> [Data shown]
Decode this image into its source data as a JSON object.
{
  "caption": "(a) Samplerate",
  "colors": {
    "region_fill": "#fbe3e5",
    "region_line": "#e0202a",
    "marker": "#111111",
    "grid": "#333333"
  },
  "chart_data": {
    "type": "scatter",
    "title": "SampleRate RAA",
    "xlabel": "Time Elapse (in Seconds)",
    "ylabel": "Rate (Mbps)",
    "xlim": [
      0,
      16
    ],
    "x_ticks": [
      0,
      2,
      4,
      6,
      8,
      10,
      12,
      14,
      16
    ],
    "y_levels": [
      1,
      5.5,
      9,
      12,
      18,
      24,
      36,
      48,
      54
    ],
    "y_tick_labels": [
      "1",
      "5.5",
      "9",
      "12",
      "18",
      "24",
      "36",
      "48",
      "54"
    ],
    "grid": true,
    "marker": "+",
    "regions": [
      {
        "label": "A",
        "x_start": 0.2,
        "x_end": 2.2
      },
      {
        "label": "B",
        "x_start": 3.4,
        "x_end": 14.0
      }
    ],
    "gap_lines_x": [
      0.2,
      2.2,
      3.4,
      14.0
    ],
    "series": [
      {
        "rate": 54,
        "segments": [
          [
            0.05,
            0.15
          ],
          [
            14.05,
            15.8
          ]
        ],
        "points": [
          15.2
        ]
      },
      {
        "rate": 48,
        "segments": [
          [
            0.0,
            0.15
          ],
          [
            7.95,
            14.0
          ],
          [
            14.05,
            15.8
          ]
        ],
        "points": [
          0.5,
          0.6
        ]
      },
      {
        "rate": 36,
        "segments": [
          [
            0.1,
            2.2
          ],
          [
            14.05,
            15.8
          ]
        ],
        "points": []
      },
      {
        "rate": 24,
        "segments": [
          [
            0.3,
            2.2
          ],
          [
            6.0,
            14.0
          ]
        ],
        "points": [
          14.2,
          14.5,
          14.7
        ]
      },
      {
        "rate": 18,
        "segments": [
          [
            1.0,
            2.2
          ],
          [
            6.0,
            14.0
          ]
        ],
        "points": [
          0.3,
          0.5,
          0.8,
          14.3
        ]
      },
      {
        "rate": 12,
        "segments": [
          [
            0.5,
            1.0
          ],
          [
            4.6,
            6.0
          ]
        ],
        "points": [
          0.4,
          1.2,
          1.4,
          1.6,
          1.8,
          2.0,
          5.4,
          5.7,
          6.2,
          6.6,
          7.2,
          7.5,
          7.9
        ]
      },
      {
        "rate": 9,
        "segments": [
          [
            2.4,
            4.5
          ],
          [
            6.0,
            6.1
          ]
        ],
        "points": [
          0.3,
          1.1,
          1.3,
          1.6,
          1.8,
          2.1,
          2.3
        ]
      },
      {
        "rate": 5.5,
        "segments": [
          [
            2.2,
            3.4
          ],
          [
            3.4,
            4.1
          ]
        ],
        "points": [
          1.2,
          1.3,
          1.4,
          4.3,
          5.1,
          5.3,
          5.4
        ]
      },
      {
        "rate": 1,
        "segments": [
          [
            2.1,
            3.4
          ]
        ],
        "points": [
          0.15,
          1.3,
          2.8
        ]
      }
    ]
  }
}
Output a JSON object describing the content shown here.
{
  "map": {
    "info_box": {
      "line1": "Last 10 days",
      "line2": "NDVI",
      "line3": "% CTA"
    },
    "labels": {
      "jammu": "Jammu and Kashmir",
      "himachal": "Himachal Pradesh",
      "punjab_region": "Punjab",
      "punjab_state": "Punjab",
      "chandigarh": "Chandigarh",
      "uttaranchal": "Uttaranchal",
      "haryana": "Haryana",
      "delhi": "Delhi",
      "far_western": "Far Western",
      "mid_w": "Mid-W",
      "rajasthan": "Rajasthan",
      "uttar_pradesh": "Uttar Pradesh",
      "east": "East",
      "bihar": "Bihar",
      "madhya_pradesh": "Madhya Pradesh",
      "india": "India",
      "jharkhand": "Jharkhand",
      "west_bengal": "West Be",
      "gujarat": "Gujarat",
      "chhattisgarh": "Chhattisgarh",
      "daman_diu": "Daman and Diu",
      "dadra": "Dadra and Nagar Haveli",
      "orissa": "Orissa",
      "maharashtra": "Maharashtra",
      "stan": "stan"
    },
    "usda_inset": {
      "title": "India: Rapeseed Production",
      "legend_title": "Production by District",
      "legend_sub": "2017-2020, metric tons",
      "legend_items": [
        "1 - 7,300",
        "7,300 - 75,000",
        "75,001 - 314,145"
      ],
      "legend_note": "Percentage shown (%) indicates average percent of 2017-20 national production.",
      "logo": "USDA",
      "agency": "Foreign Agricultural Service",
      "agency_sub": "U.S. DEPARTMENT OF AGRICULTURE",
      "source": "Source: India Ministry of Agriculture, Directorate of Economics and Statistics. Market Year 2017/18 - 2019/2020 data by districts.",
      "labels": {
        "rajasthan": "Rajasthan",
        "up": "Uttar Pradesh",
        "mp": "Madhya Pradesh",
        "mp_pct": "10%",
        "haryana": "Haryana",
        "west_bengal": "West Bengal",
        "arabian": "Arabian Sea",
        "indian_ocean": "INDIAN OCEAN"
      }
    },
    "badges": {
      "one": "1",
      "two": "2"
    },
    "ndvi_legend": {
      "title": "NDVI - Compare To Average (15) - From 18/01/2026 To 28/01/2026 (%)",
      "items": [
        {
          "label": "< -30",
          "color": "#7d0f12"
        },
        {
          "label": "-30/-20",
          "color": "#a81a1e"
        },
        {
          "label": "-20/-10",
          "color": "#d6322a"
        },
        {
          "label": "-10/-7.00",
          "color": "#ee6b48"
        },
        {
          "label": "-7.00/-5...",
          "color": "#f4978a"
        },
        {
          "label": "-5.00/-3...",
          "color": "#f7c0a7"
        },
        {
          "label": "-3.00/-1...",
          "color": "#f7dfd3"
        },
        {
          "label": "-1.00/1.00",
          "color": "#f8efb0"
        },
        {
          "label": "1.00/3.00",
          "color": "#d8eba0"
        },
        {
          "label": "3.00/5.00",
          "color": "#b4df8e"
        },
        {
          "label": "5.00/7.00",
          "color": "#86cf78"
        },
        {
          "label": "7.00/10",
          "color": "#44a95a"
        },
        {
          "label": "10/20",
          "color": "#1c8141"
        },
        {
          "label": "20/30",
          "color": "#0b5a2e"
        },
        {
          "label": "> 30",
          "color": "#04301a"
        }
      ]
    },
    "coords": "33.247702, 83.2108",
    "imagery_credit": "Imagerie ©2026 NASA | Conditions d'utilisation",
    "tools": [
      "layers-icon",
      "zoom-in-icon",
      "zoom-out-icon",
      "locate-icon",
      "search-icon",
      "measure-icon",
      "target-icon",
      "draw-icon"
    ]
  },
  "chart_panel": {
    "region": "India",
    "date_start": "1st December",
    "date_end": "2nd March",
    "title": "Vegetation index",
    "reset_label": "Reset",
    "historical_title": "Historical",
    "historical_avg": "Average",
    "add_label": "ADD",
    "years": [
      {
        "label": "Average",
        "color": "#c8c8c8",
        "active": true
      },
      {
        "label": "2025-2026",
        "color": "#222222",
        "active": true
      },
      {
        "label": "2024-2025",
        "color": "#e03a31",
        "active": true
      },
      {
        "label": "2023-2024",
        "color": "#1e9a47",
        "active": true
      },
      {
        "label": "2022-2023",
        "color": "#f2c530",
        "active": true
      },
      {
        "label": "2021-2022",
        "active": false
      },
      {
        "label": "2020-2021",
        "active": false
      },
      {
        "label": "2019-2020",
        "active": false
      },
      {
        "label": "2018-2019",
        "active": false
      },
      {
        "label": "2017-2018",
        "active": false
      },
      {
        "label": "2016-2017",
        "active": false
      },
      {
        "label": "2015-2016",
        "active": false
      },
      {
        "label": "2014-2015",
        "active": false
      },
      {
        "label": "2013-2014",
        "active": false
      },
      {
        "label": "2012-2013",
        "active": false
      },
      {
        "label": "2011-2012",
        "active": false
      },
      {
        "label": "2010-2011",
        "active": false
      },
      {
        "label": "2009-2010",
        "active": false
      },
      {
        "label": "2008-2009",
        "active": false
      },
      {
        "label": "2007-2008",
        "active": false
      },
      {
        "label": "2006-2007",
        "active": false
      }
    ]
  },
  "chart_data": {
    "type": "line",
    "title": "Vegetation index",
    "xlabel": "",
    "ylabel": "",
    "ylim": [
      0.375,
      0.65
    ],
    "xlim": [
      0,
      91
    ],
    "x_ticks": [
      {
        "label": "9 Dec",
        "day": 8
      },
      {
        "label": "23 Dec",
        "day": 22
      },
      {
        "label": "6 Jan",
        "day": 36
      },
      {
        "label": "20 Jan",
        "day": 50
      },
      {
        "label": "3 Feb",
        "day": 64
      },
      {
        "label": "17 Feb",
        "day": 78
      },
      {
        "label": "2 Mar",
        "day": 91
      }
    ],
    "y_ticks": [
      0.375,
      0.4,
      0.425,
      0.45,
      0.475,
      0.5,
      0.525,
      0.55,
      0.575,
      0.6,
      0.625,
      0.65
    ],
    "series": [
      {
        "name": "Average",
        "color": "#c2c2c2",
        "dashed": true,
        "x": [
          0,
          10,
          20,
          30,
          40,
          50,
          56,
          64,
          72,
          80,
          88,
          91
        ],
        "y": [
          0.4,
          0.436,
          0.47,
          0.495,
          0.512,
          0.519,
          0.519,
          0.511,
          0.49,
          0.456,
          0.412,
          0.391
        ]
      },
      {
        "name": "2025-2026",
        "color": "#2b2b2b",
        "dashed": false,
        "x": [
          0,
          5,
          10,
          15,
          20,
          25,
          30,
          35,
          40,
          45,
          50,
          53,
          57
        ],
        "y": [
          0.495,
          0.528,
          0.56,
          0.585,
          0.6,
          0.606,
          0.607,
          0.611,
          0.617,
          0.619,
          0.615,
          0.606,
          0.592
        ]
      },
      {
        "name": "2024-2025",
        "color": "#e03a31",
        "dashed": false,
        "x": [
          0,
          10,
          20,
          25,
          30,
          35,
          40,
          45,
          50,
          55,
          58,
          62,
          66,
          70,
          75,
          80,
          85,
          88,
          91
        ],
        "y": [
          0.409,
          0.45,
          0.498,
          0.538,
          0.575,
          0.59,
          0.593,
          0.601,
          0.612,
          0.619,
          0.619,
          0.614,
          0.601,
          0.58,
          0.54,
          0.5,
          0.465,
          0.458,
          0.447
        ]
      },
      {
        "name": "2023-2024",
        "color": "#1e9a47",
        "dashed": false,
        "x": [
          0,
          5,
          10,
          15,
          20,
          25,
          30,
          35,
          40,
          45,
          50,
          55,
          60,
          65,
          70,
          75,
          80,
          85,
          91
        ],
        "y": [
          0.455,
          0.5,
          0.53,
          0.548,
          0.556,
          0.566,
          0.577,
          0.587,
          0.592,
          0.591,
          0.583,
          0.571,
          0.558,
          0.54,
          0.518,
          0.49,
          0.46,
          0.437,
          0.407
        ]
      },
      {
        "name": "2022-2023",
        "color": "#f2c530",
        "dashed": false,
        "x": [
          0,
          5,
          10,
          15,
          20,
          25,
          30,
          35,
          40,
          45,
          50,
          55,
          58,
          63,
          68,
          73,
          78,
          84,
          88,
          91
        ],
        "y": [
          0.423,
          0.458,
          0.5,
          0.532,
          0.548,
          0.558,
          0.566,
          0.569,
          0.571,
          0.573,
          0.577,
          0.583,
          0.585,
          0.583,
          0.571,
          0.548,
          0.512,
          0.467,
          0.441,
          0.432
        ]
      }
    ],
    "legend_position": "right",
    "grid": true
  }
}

> [To be done] Track down every line of the material containing the string "rajasthan", and copy it.

> [Task output]
      "rajasthan": "Rajasthan",
        "rajasthan": "Rajasthan",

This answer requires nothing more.